__Task material__
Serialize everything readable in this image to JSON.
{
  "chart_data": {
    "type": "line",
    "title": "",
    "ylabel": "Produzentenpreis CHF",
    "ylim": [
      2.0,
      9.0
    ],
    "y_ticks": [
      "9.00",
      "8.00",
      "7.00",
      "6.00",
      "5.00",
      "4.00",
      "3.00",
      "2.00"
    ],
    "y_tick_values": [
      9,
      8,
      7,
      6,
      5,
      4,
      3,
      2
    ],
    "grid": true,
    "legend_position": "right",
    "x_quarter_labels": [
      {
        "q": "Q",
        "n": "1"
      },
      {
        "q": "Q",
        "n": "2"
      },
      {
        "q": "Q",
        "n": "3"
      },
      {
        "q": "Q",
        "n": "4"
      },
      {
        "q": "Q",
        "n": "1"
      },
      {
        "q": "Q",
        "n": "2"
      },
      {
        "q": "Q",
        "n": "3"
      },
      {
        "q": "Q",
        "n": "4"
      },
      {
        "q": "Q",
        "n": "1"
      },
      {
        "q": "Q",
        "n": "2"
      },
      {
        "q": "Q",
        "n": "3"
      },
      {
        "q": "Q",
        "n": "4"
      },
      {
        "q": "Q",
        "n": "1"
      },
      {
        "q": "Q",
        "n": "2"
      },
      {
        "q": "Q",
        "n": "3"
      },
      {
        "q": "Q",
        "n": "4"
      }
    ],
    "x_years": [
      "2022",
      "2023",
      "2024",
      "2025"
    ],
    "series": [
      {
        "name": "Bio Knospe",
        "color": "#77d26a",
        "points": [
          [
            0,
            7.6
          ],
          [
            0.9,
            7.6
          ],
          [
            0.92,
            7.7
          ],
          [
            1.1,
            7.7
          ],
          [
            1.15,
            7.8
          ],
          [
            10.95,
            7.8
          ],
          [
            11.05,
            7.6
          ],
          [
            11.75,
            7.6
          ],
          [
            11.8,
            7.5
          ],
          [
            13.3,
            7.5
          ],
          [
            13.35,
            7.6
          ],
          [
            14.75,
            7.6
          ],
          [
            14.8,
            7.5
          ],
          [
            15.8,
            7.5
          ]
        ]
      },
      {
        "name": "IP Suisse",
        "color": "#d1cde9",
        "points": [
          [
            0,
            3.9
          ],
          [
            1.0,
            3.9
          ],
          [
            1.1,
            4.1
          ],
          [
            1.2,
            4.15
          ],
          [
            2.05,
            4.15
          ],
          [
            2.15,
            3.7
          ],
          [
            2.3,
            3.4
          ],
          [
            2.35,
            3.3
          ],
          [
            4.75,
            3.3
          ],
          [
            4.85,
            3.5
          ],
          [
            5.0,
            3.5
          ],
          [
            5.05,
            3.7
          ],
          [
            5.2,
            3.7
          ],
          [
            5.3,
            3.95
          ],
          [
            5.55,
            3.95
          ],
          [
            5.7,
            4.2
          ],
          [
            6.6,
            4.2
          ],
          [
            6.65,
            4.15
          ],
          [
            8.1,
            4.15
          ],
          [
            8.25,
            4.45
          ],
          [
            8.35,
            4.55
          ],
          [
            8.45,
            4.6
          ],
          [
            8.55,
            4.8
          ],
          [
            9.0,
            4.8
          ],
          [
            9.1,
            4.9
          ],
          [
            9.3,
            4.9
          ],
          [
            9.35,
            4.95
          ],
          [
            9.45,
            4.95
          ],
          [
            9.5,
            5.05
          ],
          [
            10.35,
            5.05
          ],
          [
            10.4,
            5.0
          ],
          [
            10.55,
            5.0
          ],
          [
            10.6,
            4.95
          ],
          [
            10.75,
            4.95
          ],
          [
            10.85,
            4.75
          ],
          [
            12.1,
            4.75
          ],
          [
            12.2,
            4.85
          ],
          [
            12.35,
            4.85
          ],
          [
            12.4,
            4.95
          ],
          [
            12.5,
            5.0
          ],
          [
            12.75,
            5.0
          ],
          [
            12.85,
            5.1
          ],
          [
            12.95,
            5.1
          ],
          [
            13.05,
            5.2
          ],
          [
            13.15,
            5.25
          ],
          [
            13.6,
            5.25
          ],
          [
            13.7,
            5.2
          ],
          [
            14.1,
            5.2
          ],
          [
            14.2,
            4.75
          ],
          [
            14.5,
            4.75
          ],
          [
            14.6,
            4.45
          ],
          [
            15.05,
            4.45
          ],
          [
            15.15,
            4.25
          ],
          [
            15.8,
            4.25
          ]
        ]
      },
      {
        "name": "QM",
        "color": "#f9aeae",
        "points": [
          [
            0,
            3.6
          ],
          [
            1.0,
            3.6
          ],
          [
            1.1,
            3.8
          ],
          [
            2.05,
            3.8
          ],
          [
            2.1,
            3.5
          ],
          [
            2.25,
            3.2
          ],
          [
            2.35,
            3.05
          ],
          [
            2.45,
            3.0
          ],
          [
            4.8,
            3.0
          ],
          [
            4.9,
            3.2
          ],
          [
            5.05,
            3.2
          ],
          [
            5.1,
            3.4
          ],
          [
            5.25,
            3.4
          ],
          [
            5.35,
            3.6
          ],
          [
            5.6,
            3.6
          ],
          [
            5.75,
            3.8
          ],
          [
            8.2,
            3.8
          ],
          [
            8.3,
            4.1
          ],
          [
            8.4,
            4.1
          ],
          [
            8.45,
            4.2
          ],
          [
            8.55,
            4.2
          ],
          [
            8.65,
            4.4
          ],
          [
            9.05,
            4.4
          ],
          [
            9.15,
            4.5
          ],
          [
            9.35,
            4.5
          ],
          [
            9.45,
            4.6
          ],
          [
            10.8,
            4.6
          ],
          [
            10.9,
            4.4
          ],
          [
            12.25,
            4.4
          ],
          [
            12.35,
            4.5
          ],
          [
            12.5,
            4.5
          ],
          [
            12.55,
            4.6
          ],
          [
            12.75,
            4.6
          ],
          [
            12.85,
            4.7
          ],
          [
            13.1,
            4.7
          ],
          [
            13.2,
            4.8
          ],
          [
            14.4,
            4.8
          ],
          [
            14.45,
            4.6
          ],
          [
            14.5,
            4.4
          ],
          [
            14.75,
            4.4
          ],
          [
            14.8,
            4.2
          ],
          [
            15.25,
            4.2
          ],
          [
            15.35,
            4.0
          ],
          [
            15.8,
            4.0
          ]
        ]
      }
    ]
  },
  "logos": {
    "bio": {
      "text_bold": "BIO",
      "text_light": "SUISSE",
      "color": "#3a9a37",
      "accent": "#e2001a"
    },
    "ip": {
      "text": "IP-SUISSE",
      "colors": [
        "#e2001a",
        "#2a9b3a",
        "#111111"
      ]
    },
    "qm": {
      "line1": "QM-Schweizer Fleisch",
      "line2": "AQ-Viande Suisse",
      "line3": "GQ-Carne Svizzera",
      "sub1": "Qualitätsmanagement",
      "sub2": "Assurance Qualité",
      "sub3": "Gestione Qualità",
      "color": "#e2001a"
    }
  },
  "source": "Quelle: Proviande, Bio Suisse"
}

__Prompt__
Filter for "name". Return all lines that hold it.

__Answer for the task__
        "name": "Bio Knospe",
        "name": "IP Suisse",
        "name": "QM",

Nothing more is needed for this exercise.